Your instructions: Without the pictures, set down every line of the data exactly.

Collected data:
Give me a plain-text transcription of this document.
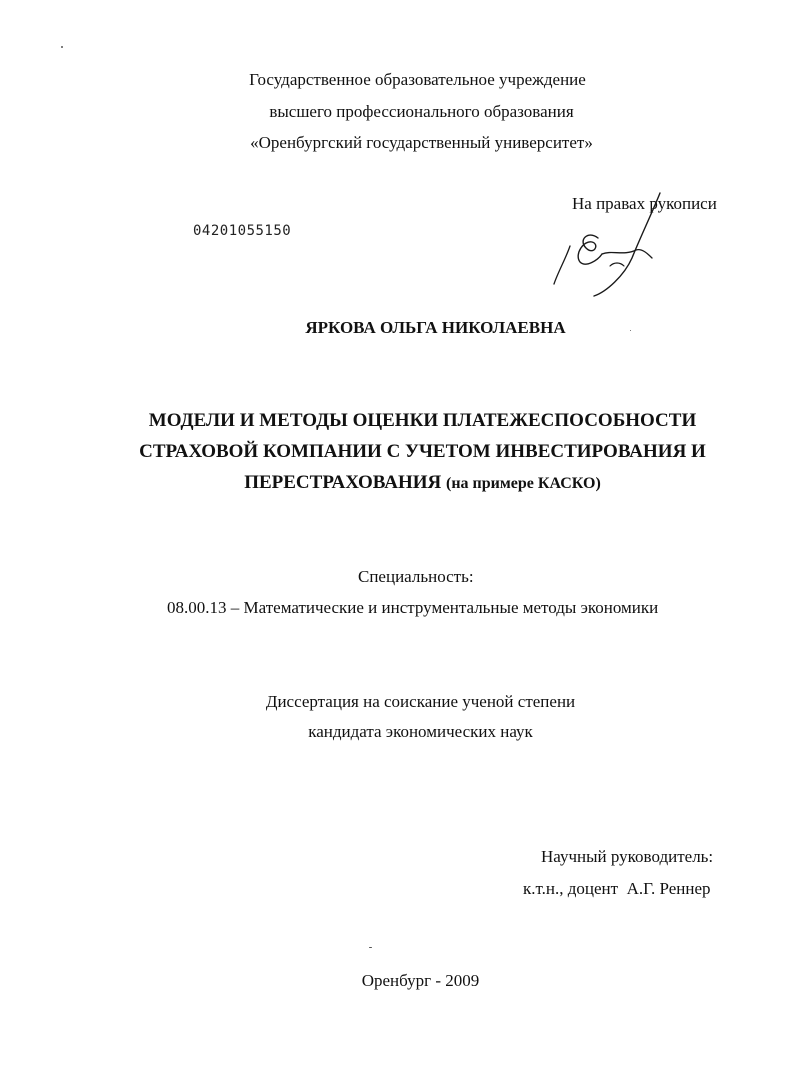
Государственное образовательное учреждение
высшего профессионального образования
«Оренбургский государственный университет»
На правах рукописи
04201055150
ЯРКОВА ОЛЬГА НИКОЛАЕВНА
МОДЕЛИ И МЕТОДЫ ОЦЕНКИ ПЛАТЕЖЕСПОСОБНОСТИ
СТРАХОВОЙ КОМПАНИИ С УЧЕТОМ ИНВЕСТИРОВАНИЯ И
ПЕРЕСТРАХОВАНИЯ (на примере КАСКО)
Специальность:
08.00.13 – Математические и инструментальные методы экономики
Диссертация на соискание ученой степени
кандидата экономических наук
Научный руководитель:
к.т.н., доцент  А.Г. Реннер
Оренбург - 2009
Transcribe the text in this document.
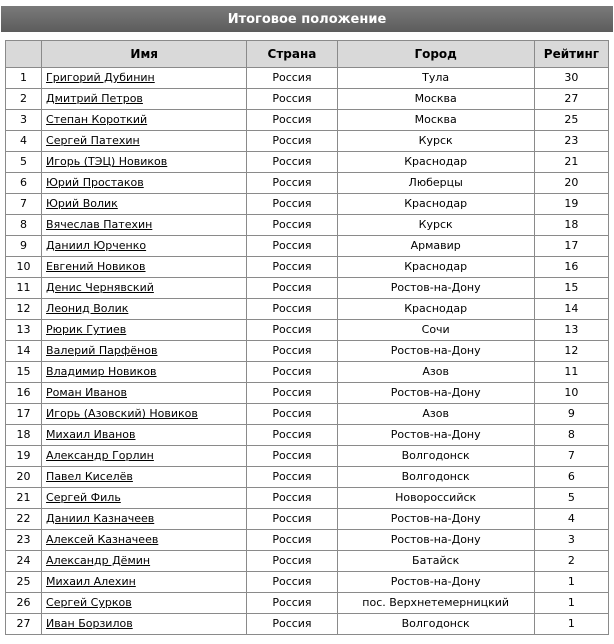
Итоговое положение
	Имя	Страна	Город	Рейтинг
1	Григорий Дубинин	Россия	Тула	30
2	Дмитрий Петров	Россия	Москва	27
3	Степан Короткий	Россия	Москва	25
4	Сергей Патехин	Россия	Курск	23
5	Игорь (ТЭЦ) Новиков	Россия	Краснодар	21
6	Юрий Простаков	Россия	Люберцы	20
7	Юрий Волик	Россия	Краснодар	19
8	Вячеслав Патехин	Россия	Курск	18
9	Даниил Юрченко	Россия	Армавир	17
10	Евгений Новиков	Россия	Краснодар	16
11	Денис Чернявский	Россия	Ростов-на-Дону	15
12	Леонид Волик	Россия	Краснодар	14
13	Рюрик Гутиев	Россия	Сочи	13
14	Валерий Парфёнов	Россия	Ростов-на-Дону	12
15	Владимир Новиков	Россия	Азов	11
16	Роман Иванов	Россия	Ростов-на-Дону	10
17	Игорь (Азовский) Новиков	Россия	Азов	9
18	Михаил Иванов	Россия	Ростов-на-Дону	8
19	Александр Горлин	Россия	Волгодонск	7
20	Павел Киселёв	Россия	Волгодонск	6
21	Сергей Филь	Россия	Новороссийск	5
22	Даниил Казначеев	Россия	Ростов-на-Дону	4
23	Алексей Казначеев	Россия	Ростов-на-Дону	3
24	Александр Дёмин	Россия	Батайск	2
25	Михаил Алехин	Россия	Ростов-на-Дону	1
26	Сергей Сурков	Россия	пос. Верхнетемерницкий	1
27	Иван Борзилов	Россия	Волгодонск	1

The answer:
Give me a plain-text transcription of this document.
Государственное образовательное учреждение
высшего профессионального образования
«Оренбургский государственный университет»
На правах рукописи
04201055150
ЯРКОВА ОЛЬГА НИКОЛАЕВНА
МОДЕЛИ И МЕТОДЫ ОЦЕНКИ ПЛАТЕЖЕСПОСОБНОСТИ
СТРАХОВОЙ КОМПАНИИ С УЧЕТОМ ИНВЕСТИРОВАНИЯ И
ПЕРЕСТРАХОВАНИЯ (на примере КАСКО)
Специальность:
08.00.13 – Математические и инструментальные методы экономики
Диссертация на соискание ученой степени
кандидата экономических наук
Научный руководитель:
к.т.н., доцент  А.Г. Реннер
Оренбург - 2009
Transcribe the text in this document.
Итоговое положение
	Имя	Страна	Город	Рейтинг
1	Григорий Дубинин	Россия	Тула	30
2	Дмитрий Петров	Россия	Москва	27
3	Степан Короткий	Россия	Москва	25
4	Сергей Патехин	Россия	Курск	23
5	Игорь (ТЭЦ) Новиков	Россия	Краснодар	21
6	Юрий Простаков	Россия	Люберцы	20
7	Юрий Волик	Россия	Краснодар	19
8	Вячеслав Патехин	Россия	Курск	18
9	Даниил Юрченко	Россия	Армавир	17
10	Евгений Новиков	Россия	Краснодар	16
11	Денис Чернявский	Россия	Ростов-на-Дону	15
12	Леонид Волик	Россия	Краснодар	14
13	Рюрик Гутиев	Россия	Сочи	13
14	Валерий Парфёнов	Россия	Ростов-на-Дону	12
15	Владимир Новиков	Россия	Азов	11
16	Роман Иванов	Россия	Ростов-на-Дону	10
17	Игорь (Азовский) Новиков	Россия	Азов	9
18	Михаил Иванов	Россия	Ростов-на-Дону	8
19	Александр Горлин	Россия	Волгодонск	7
20	Павел Киселёв	Россия	Волгодонск	6
21	Сергей Филь	Россия	Новороссийск	5
22	Даниил Казначеев	Россия	Ростов-на-Дону	4
23	Алексей Казначеев	Россия	Ростов-на-Дону	3
24	Александр Дёмин	Россия	Батайск	2
25	Михаил Алехин	Россия	Ростов-на-Дону	1
26	Сергей Сурков	Россия	пос. Верхнетемерницкий	1
27	Иван Борзилов	Россия	Волгодонск	1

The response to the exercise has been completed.